* BEGIN RECORDS SUPPLIED *

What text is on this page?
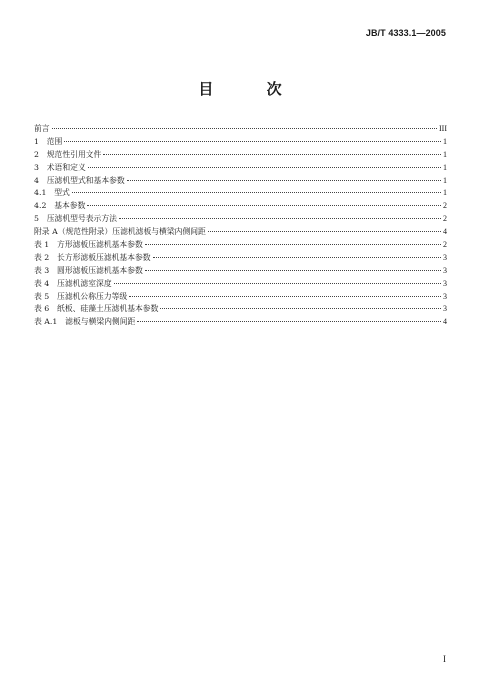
JB/T 4333.1—2005
目 次
前言	III
1　范围	1
2　规范性引用文件	1
3　术语和定义	1
4　压滤机型式和基本参数	1
4.1　型式	1
4.2　基本参数	2
5　压滤机型号表示方法	2
附录 A（规范性附录）压滤机滤板与横梁内侧间距	4
表 1　方形滤板压滤机基本参数	2
表 2　长方形滤板压滤机基本参数	3
表 3　圆形滤板压滤机基本参数	3
表 4　压滤机滤室深度	3
表 5　压滤机公称压力等级	3
表 6　纸板、硅藻土压滤机基本参数	3
表 A.1　滤板与横梁内侧间距	4
I
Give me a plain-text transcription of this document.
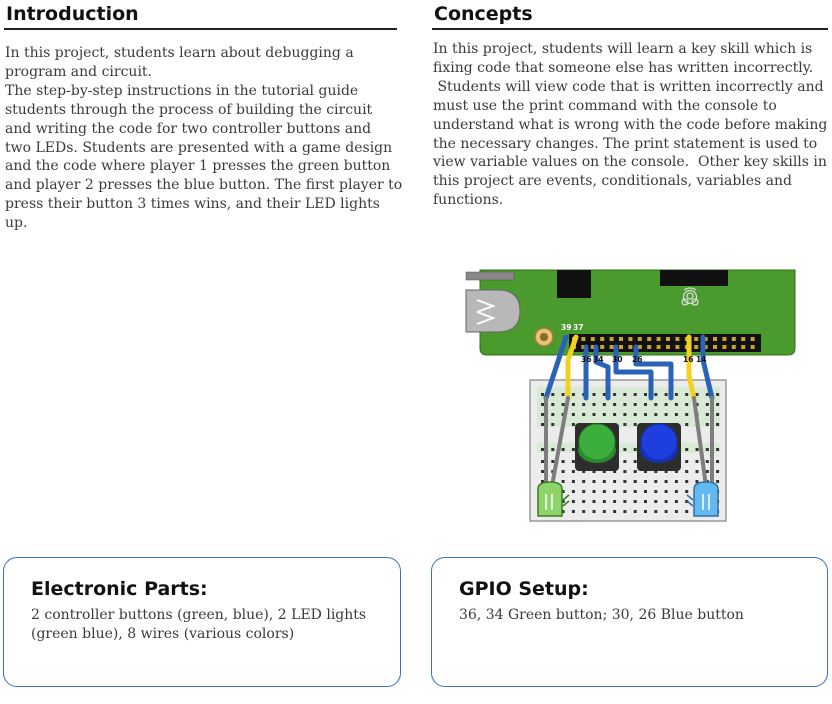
Introduction

In this project, students learn about debugging a
program and circuit.
The step-by-step instructions in the tutorial guide
students through the process of building the circuit
and writing the code for two controller buttons and
two LEDs. Students are presented with a game design
and the code where player 1 presses the green button
and player 2 presses the blue button. The first player to
press their button 3 times wins, and their LED lights
up.

Concepts

In this project, students will learn a key skill which is
fixing code that someone else has written incorrectly.
Students will view code that is written incorrectly and
must use the print command with the console to
understand what is wrong with the code before making
the necessary changes. The print statement is used to
view variable values on the console.  Other key skills in
this project are events, conditionals, variables and
functions.

39 37
36 34 30 26	16 14
Electronic Parts:

2 controller buttons (green, blue), 2 LED lights (green blue), 8 wires (various colors)

GPIO Setup:

36, 34 Green button; 30, 26 Blue button
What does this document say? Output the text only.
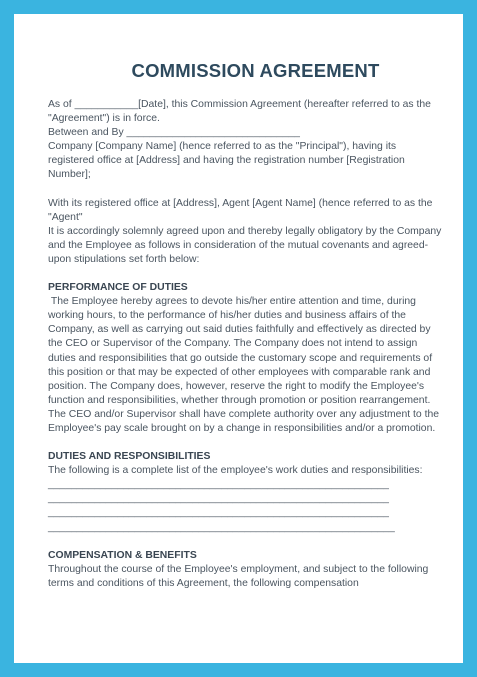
COMMISSION AGREEMENT

As of ___________[Date], this Commission Agreement (hereafter referred to as the "Agreement") is in force.

Between and By ______________________________

Company [Company Name] (hence referred to as the "Principal"), having its registered office at [Address] and having the registration number [Registration Number];

With its registered office at [Address], Agent [Agent Name] (hence referred to as the "Agent"

It is accordingly solemnly agreed upon and thereby legally obligatory by the Company and the Employee as follows in consideration of the mutual covenants and agreed-upon stipulations set forth below:

PERFORMANCE OF DUTIES

The Employee hereby agrees to devote his/her entire attention and time, during working hours, to the performance of his/her duties and business affairs of the Company, as well as carrying out said duties faithfully and effectively as directed by the CEO or Supervisor of the Company. The Company does not intend to assign duties and responsibilities that go outside the customary scope and requirements of this position or that may be expected of other employees with comparable rank and position. The Company does, however, reserve the right to modify the Employee's function and responsibilities, whether through promotion or position rearrangement. The CEO and/or Supervisor shall have complete authority over any adjustment to the Employee's pay scale brought on by a change in responsibilities and/or a promotion.

DUTIES AND RESPONSIBILITIES

The following is a complete list of the employee's work duties and responsibilities:

___________________________________________________________

___________________________________________________________

___________________________________________________________

____________________________________________________________

COMPENSATION & BENEFITS

Throughout the course of the Employee's employment, and subject to the following terms and conditions of this Agreement, the following compensation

* END RECORDS SUPPLIED *

TASK TO CARRY OUT -
Exclude every picture and copy the remaining data exactly.

EXERCISE RESULT -
What text is on this page?
JB/T 4333.1—2005
目 次
前言	III
1　范围	1
2　规范性引用文件	1
3　术语和定义	1
4　压滤机型式和基本参数	1
4.1　型式	1
4.2　基本参数	2
5　压滤机型号表示方法	2
附录 A（规范性附录）压滤机滤板与横梁内侧间距	4
表 1　方形滤板压滤机基本参数	2
表 2　长方形滤板压滤机基本参数	3
表 3　圆形滤板压滤机基本参数	3
表 4　压滤机滤室深度	3
表 5　压滤机公称压力等级	3
表 6　纸板、硅藻土压滤机基本参数	3
表 A.1　滤板与横梁内侧间距	4
I
Give me a plain-text transcription of this document.
Introduction

In this project, students learn about debugging a
program and circuit.
The step-by-step instructions in the tutorial guide
students through the process of building the circuit
and writing the code for two controller buttons and
two LEDs. Students are presented with a game design
and the code where player 1 presses the green button
and player 2 presses the blue button. The first player to
press their button 3 times wins, and their LED lights
up.

Concepts

In this project, students will learn a key skill which is
fixing code that someone else has written incorrectly.
Students will view code that is written incorrectly and
must use the print command with the console to
understand what is wrong with the code before making
the necessary changes. The print statement is used to
view variable values on the console.  Other key skills in
this project are events, conditionals, variables and
functions.

39 37
36 34 30 26	16 14
Electronic Parts:

2 controller buttons (green, blue), 2 LED lights (green blue), 8 wires (various colors)

GPIO Setup:

36, 34 Green button; 30, 26 Blue button
What does this document say? Output the text only.
COMMISSION AGREEMENT

As of ___________[Date], this Commission Agreement (hereafter referred to as the "Agreement") is in force.

Between and By ______________________________

Company [Company Name] (hence referred to as the "Principal"), having its registered office at [Address] and having the registration number [Registration Number];

With its registered office at [Address], Agent [Agent Name] (hence referred to as the "Agent"

It is accordingly solemnly agreed upon and thereby legally obligatory by the Company and the Employee as follows in consideration of the mutual covenants and agreed-upon stipulations set forth below:

PERFORMANCE OF DUTIES

The Employee hereby agrees to devote his/her entire attention and time, during working hours, to the performance of his/her duties and business affairs of the Company, as well as carrying out said duties faithfully and effectively as directed by the CEO or Supervisor of the Company. The Company does not intend to assign duties and responsibilities that go outside the customary scope and requirements of this position or that may be expected of other employees with comparable rank and position. The Company does, however, reserve the right to modify the Employee's function and responsibilities, whether through promotion or position rearrangement. The CEO and/or Supervisor shall have complete authority over any adjustment to the Employee's pay scale brought on by a change in responsibilities and/or a promotion.

DUTIES AND RESPONSIBILITIES

The following is a complete list of the employee's work duties and responsibilities:

___________________________________________________________

___________________________________________________________

___________________________________________________________

____________________________________________________________

COMPENSATION & BENEFITS

Throughout the course of the Employee's employment, and subject to the following terms and conditions of this Agreement, the following compensation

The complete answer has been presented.